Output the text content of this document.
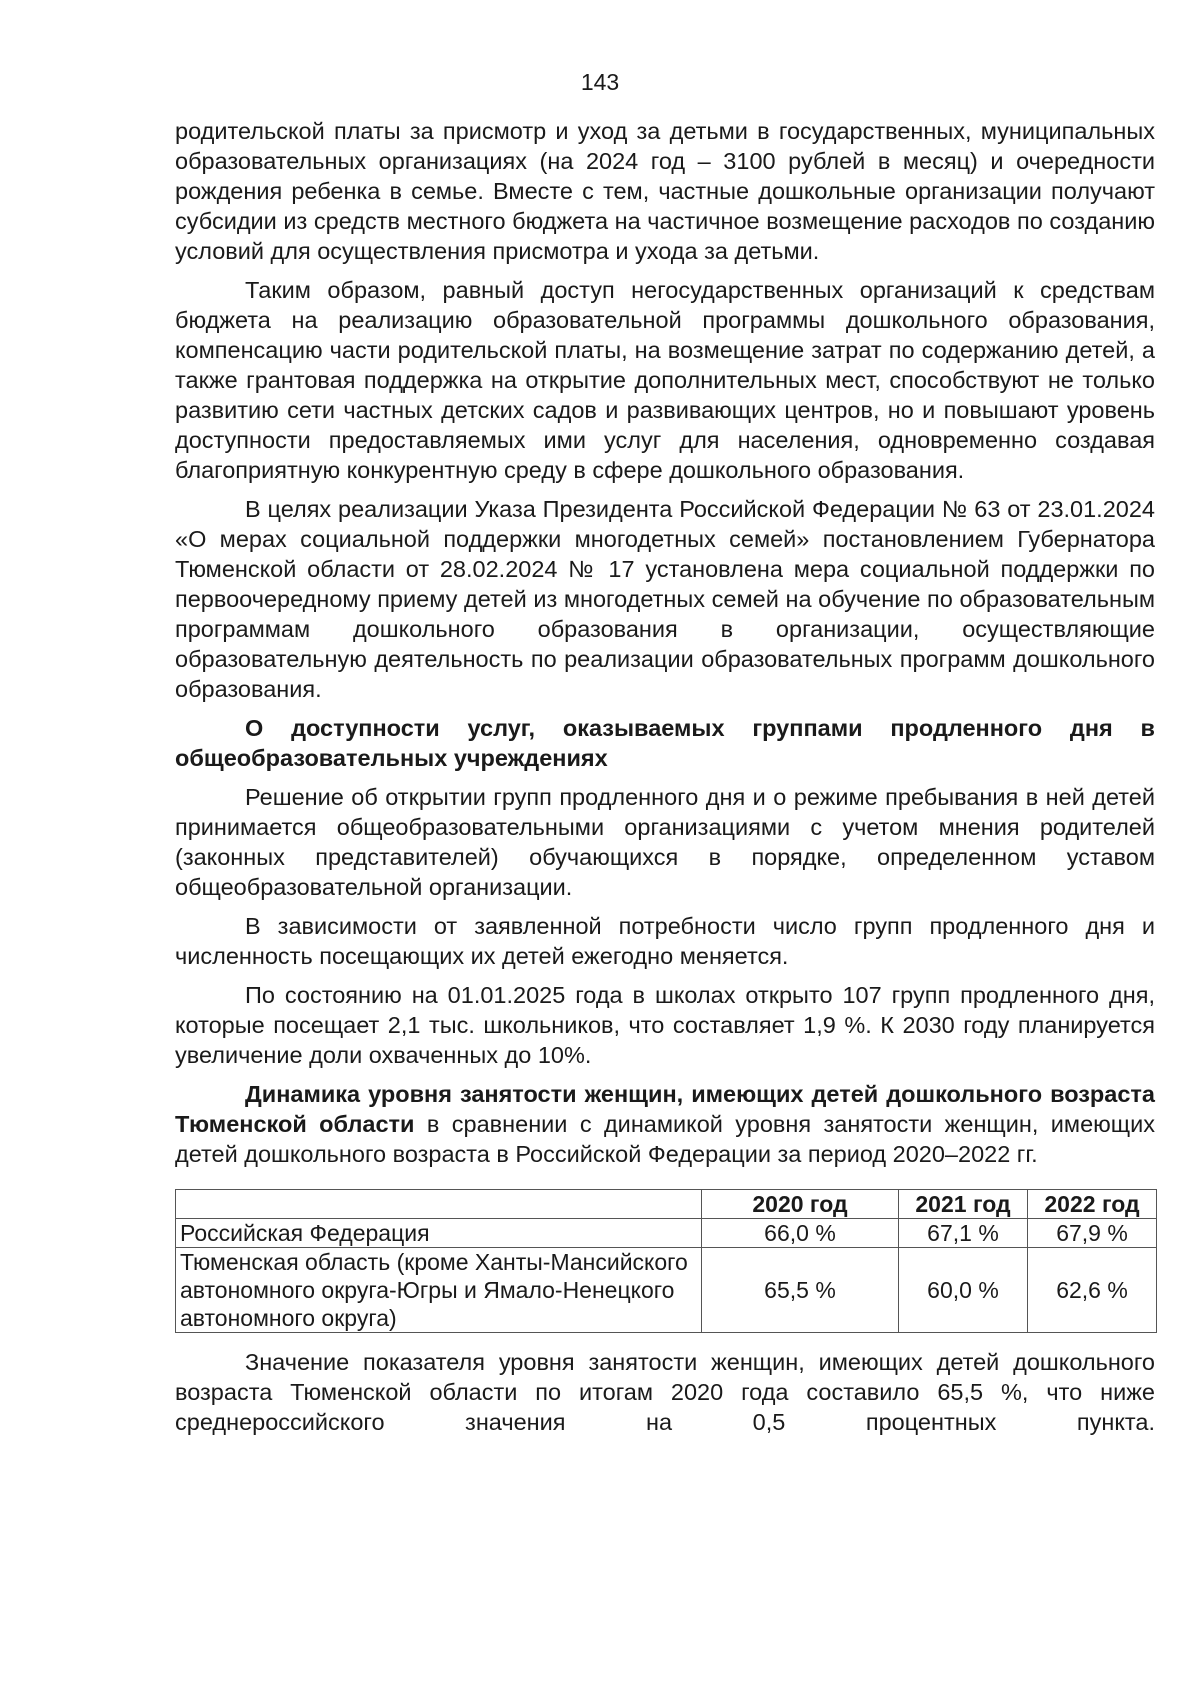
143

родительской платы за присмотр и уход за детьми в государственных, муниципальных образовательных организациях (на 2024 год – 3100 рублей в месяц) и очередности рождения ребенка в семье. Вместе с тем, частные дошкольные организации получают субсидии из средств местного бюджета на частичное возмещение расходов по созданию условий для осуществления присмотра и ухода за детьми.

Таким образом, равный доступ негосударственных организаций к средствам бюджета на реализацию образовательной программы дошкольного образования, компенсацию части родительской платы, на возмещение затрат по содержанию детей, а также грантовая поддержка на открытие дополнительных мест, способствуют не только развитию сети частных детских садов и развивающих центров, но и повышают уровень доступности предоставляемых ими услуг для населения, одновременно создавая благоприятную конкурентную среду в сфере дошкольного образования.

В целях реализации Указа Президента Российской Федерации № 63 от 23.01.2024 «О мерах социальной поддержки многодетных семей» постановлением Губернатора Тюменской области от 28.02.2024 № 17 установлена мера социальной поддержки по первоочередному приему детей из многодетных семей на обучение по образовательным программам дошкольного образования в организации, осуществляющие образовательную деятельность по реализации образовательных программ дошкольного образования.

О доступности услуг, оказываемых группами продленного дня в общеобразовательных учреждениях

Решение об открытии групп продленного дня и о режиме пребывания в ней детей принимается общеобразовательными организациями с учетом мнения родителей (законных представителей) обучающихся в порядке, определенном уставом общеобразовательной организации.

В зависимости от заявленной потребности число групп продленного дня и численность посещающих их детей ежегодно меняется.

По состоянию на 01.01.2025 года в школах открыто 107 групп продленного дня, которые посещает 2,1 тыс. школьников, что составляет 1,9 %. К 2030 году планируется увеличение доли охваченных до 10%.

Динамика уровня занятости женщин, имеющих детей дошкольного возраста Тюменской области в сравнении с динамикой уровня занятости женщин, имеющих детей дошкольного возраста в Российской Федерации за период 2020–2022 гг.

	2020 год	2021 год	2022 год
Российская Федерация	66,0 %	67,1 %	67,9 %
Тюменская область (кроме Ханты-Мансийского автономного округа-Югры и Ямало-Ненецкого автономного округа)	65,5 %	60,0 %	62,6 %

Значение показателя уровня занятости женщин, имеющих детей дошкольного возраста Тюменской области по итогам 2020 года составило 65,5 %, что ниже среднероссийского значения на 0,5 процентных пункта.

•••

Which lines contain "занятости"? Show each of them.

Динамика уровня занятости женщин, имеющих детей дошкольного возраста Тюменской области в сравнении с динамикой уровня занятости женщин, имеющих детей дошкольного возраста в Российской Федерации за период 2020–2022 гг.
Значение показателя уровня занятости женщин, имеющих детей дошкольного возраста Тюменской области по итогам 2020 года составило 65,5 %, что ниже среднероссийского значения на 0,5 процентных пункта.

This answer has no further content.